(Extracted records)

— BEGIN —

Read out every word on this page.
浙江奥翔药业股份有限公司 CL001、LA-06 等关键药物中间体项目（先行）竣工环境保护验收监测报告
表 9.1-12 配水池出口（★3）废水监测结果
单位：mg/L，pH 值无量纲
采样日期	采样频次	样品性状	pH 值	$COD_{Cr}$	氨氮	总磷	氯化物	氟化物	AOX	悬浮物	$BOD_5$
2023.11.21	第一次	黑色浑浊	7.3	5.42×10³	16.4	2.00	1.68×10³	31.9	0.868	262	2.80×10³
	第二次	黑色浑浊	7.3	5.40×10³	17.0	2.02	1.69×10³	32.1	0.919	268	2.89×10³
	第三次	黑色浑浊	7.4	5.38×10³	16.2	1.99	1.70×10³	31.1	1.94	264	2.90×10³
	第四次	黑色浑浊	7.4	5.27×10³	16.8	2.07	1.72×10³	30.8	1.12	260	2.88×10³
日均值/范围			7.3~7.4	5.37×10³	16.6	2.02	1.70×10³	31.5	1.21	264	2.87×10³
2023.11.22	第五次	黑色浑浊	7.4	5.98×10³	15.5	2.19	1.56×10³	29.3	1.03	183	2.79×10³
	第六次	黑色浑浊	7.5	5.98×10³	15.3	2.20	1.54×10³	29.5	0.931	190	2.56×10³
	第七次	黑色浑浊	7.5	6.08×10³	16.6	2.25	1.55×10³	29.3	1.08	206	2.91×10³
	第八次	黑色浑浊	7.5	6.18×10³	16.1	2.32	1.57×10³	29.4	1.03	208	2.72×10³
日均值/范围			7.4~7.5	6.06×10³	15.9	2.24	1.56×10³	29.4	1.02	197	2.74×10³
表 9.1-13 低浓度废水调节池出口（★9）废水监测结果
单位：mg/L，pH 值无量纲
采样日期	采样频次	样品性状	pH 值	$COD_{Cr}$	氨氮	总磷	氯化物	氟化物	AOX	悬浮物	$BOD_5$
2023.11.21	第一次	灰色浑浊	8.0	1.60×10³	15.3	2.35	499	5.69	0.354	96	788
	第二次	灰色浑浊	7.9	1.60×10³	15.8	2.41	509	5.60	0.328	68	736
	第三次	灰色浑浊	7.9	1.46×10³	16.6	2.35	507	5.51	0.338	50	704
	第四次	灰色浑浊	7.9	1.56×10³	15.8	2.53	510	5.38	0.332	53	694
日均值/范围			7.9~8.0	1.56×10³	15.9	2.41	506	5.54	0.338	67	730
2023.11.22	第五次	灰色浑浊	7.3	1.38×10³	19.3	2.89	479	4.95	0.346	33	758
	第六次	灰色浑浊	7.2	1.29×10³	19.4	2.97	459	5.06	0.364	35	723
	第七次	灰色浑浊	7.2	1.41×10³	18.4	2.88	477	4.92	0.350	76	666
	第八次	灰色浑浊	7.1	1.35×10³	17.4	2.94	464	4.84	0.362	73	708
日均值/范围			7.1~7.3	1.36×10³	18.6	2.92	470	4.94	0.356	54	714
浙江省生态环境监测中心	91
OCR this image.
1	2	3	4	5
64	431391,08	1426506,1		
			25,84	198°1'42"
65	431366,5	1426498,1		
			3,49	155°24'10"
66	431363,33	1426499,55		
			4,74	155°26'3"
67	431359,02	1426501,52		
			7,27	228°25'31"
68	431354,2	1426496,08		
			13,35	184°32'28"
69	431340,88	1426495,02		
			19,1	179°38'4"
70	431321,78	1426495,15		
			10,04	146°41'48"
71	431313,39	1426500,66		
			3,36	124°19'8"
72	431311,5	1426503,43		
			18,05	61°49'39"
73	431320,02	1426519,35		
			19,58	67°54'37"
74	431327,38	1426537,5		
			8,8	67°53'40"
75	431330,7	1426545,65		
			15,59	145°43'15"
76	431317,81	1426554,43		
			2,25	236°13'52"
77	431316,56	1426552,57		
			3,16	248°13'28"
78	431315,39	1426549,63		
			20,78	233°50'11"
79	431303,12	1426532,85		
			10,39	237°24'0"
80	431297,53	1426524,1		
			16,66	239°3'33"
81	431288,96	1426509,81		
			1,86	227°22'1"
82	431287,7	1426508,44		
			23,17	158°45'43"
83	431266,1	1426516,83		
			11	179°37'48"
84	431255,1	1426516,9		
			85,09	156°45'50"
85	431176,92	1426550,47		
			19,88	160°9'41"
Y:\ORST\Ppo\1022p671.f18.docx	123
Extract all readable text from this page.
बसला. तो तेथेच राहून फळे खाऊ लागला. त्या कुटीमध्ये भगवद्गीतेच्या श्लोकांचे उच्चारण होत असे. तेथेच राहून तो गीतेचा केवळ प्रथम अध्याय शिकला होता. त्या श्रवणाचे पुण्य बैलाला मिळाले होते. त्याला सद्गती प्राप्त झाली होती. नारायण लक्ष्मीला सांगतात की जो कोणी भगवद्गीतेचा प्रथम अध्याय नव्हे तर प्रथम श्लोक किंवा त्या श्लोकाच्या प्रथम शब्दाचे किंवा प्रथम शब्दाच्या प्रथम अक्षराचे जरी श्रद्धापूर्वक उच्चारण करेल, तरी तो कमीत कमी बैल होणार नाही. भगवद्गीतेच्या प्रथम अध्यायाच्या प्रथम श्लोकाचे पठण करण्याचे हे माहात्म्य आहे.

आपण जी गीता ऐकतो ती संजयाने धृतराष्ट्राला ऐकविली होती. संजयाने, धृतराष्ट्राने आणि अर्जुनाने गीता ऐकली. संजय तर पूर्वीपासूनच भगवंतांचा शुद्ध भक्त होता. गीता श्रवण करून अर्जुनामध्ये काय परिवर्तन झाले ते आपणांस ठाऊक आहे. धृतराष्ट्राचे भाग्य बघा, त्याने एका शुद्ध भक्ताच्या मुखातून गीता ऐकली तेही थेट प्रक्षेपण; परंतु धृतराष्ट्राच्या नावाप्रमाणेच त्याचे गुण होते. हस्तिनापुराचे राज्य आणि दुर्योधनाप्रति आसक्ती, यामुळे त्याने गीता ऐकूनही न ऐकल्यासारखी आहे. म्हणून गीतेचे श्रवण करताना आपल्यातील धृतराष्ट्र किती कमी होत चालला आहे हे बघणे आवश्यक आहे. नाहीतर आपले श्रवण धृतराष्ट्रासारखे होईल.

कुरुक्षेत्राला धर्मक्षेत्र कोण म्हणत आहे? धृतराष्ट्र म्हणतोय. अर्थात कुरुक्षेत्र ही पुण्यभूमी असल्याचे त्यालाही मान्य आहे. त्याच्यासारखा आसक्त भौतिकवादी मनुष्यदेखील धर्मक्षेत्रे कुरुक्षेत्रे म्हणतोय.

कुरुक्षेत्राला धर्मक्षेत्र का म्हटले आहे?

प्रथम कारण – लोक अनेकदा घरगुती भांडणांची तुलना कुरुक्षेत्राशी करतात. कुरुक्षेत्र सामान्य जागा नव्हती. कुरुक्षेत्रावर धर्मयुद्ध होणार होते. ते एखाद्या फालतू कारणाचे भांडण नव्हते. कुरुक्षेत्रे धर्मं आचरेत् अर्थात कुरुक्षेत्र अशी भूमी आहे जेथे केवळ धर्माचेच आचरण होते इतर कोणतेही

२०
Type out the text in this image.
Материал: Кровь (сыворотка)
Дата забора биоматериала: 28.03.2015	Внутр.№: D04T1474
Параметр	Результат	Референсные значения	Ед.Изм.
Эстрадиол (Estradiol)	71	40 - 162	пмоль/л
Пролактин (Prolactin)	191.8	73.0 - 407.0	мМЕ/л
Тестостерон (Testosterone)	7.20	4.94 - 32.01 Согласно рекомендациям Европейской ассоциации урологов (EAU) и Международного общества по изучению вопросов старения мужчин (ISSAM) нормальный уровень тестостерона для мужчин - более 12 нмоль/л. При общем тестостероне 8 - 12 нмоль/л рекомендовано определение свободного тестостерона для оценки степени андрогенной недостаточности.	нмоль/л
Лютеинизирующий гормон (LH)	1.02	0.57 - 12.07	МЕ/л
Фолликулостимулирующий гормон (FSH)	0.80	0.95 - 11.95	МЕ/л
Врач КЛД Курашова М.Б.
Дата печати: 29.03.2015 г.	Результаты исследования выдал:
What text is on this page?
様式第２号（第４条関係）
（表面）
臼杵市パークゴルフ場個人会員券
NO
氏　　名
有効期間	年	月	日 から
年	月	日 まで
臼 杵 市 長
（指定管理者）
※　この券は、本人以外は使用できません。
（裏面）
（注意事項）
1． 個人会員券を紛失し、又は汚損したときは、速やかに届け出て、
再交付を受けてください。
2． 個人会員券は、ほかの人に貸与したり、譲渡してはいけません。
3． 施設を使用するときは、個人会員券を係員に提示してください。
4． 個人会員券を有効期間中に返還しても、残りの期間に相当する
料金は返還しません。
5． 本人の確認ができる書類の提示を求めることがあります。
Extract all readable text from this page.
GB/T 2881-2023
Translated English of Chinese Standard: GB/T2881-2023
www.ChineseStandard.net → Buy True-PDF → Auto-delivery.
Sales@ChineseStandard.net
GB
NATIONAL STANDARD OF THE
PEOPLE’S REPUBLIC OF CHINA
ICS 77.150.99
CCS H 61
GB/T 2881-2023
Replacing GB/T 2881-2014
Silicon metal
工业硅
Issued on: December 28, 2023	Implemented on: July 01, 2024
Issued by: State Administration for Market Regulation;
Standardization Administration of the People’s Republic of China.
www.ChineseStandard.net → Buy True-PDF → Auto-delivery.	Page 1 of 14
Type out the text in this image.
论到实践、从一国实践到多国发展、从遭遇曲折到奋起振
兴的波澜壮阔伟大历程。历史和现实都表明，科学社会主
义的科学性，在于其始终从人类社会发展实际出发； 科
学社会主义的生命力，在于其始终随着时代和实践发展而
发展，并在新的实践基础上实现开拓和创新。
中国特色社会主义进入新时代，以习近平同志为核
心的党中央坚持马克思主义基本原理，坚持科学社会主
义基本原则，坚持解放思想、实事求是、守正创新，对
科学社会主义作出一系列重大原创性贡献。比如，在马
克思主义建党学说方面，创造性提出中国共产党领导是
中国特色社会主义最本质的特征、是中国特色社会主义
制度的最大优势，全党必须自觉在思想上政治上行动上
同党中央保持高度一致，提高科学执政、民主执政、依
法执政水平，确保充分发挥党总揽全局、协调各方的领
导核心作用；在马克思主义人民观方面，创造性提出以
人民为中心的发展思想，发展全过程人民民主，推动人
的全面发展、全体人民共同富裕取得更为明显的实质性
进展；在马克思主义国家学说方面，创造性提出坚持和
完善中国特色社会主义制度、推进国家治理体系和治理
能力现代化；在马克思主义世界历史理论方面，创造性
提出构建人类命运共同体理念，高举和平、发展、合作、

— END —

▸ **The problem**
Find all lines holding the string "黑色浑浊" and copy them.

▸ **Complete answer**
2023.11.21	第一次	黑色浑浊	7.3	5.42×10³	16.4	2.00	1.68×10³	31.9	0.868	262	2.80×10³
	第二次	黑色浑浊	7.3	5.40×10³	17.0	2.02	1.69×10³	32.1	0.919	268	2.89×10³
	第三次	黑色浑浊	7.4	5.38×10³	16.2	1.99	1.70×10³	31.1	1.94	264	2.90×10³
	第四次	黑色浑浊	7.4	5.27×10³	16.8	2.07	1.72×10³	30.8	1.12	260	2.88×10³
2023.11.22	第五次	黑色浑浊	7.4	5.98×10³	15.5	2.19	1.56×10³	29.3	1.03	183	2.79×10³
	第六次	黑色浑浊	7.5	5.98×10³	15.3	2.20	1.54×10³	29.5	0.931	190	2.56×10³
	第七次	黑色浑浊	7.5	6.08×10³	16.6	2.25	1.55×10³	29.3	1.08	206	2.91×10³
	第八次	黑色浑浊	7.5	6.18×10³	16.1	2.32	1.57×10³	29.4	1.03	208	2.72×10³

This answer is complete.